Excerpt to read:
Re: [DISCUSS] Prepare release for parquet-format 2.7.0?

Posted by Zoltan Ivanfi <zi...@cloudera.com.INVALID>.

Hi,

I just wanted to leave a comment on the pull request to update
Encryption.md as well, but to my suprise it is not in master yet despite
the vote for the encryption feature having passed 6 months ago. What are
the plans for merging that? Should it be included in parquet-format 2.7?

Thanks,

Zoltan

On Fri, Jul 5, 2019 at 1:33 PM Zoltan Ivanfi <zi...@cloudera.com> wrote:

> Hi,
>
> I just noticed that yesterday I misunderstood that the Bloom filter is a
> part of the column chunk metadata, when in fact it is only the offset of it
> that is stored there. In this case we definitely need to pay more attention
> to the encryption aspect because it won't happen automatically.
>
> Br,
>
> Zoltan
>
> On Fri, Jul 5, 2019 at 1:09 PM 俊杰陈 <cj...@gmail.com> wrote:
>
>> That would be great, thank you.

To be done: Copy word for word the passage of the parquet-format 2.7.0 release thread from "I just wanted" to "in parquet-format 2.7?".

Data supplied:
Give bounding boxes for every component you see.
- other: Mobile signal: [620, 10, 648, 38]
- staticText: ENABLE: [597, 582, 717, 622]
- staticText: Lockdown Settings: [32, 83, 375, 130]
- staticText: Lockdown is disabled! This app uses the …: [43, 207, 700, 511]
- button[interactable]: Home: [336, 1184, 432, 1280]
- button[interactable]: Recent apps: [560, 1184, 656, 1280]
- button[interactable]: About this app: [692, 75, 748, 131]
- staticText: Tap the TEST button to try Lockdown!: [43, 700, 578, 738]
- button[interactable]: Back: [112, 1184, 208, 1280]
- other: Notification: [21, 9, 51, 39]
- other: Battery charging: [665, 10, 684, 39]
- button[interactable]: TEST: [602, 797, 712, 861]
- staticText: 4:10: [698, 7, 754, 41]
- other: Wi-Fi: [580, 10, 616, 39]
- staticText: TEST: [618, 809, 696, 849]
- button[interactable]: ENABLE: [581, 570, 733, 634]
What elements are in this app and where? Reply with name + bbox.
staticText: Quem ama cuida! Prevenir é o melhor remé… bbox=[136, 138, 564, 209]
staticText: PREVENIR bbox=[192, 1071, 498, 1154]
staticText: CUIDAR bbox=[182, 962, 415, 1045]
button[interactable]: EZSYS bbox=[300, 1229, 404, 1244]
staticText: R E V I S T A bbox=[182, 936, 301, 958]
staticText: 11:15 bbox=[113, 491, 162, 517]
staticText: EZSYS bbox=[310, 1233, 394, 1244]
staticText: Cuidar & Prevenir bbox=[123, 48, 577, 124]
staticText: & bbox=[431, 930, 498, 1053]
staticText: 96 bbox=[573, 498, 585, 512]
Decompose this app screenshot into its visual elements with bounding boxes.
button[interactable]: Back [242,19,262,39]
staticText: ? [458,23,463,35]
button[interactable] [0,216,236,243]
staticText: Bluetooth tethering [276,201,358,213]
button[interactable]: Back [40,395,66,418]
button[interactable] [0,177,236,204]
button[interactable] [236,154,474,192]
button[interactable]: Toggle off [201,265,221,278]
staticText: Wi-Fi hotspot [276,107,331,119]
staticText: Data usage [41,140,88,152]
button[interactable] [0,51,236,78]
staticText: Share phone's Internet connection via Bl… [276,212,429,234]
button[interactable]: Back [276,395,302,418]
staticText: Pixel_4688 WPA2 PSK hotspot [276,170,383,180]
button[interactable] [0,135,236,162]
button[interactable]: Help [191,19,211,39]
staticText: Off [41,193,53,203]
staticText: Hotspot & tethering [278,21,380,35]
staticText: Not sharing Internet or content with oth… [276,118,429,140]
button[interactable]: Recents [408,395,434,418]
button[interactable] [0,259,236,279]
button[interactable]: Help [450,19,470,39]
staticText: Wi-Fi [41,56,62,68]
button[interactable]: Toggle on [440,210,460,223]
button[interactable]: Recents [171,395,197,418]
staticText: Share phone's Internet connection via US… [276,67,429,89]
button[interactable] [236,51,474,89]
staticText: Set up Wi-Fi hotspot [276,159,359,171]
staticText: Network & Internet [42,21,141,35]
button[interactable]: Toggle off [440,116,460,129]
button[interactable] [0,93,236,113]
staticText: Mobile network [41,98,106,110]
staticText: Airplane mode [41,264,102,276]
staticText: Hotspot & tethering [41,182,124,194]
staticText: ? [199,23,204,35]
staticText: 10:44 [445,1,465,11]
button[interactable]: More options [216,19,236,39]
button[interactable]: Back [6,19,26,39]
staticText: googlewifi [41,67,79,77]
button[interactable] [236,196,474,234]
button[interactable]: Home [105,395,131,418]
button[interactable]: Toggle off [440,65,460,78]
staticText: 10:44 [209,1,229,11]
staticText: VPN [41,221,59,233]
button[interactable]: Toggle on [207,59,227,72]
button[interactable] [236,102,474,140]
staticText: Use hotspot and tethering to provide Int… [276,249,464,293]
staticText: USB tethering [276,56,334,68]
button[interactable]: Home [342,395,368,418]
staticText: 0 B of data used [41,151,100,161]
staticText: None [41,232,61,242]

Response for this exercise:
I just wanted to leave a comment on the pull request to update
Encryption.md as well, but to my suprise it is not in master yet despite
the vote for the encryption feature having passed 6 months ago. What are
the plans for merging that? Should it be included in parquet-format 2.7?